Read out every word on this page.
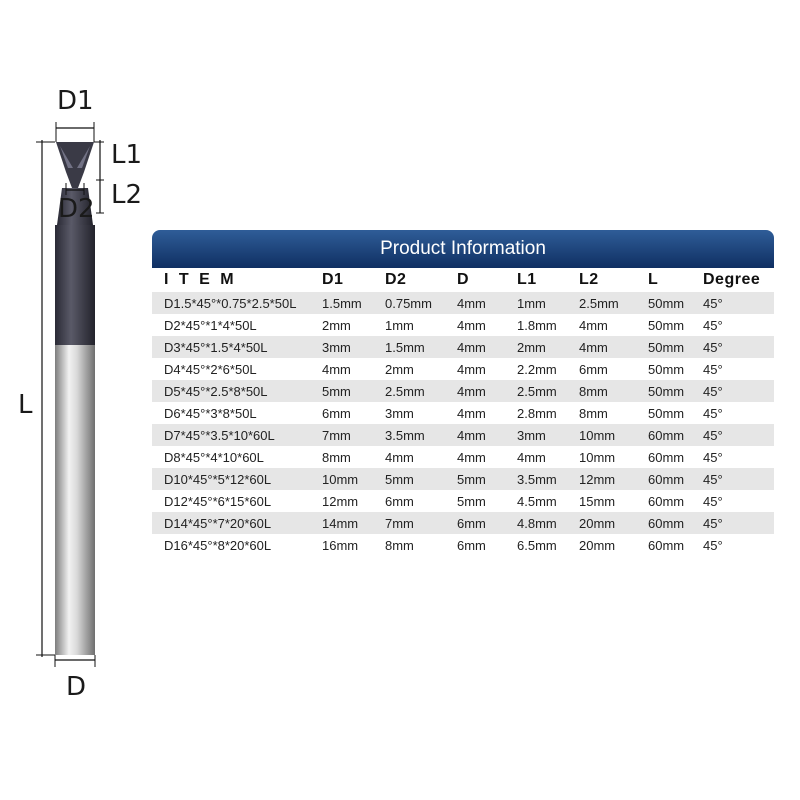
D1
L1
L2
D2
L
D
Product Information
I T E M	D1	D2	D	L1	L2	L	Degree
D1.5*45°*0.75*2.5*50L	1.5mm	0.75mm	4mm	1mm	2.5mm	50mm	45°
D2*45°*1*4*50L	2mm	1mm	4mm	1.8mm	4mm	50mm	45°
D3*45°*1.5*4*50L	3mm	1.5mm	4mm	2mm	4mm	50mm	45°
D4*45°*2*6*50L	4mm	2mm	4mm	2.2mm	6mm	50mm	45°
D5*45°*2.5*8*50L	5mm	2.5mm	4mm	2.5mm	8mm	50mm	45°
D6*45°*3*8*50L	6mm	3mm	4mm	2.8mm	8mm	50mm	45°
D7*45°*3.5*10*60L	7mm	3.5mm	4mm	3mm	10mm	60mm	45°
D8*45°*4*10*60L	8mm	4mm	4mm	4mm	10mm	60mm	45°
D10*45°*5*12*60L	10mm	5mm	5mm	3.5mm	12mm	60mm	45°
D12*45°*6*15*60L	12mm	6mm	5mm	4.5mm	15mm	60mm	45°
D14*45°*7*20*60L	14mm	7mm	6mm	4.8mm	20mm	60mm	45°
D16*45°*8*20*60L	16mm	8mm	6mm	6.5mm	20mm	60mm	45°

========

■ **Task**
Transcribe the listing above verbatim. Omit the pictures.

■ **Reply**
Read out every word on this page.
D1
L1
L2
D2
L
D
Product Information
I T E M	D1	D2	D	L1	L2	L	Degree
D1.5*45°*0.75*2.5*50L	1.5mm	0.75mm	4mm	1mm	2.5mm	50mm	45°
D2*45°*1*4*50L	2mm	1mm	4mm	1.8mm	4mm	50mm	45°
D3*45°*1.5*4*50L	3mm	1.5mm	4mm	2mm	4mm	50mm	45°
D4*45°*2*6*50L	4mm	2mm	4mm	2.2mm	6mm	50mm	45°
D5*45°*2.5*8*50L	5mm	2.5mm	4mm	2.5mm	8mm	50mm	45°
D6*45°*3*8*50L	6mm	3mm	4mm	2.8mm	8mm	50mm	45°
D7*45°*3.5*10*60L	7mm	3.5mm	4mm	3mm	10mm	60mm	45°
D8*45°*4*10*60L	8mm	4mm	4mm	4mm	10mm	60mm	45°
D10*45°*5*12*60L	10mm	5mm	5mm	3.5mm	12mm	60mm	45°
D12*45°*6*15*60L	12mm	6mm	5mm	4.5mm	15mm	60mm	45°
D14*45°*7*20*60L	14mm	7mm	6mm	4.8mm	20mm	60mm	45°
D16*45°*8*20*60L	16mm	8mm	6mm	6.5mm	20mm	60mm	45°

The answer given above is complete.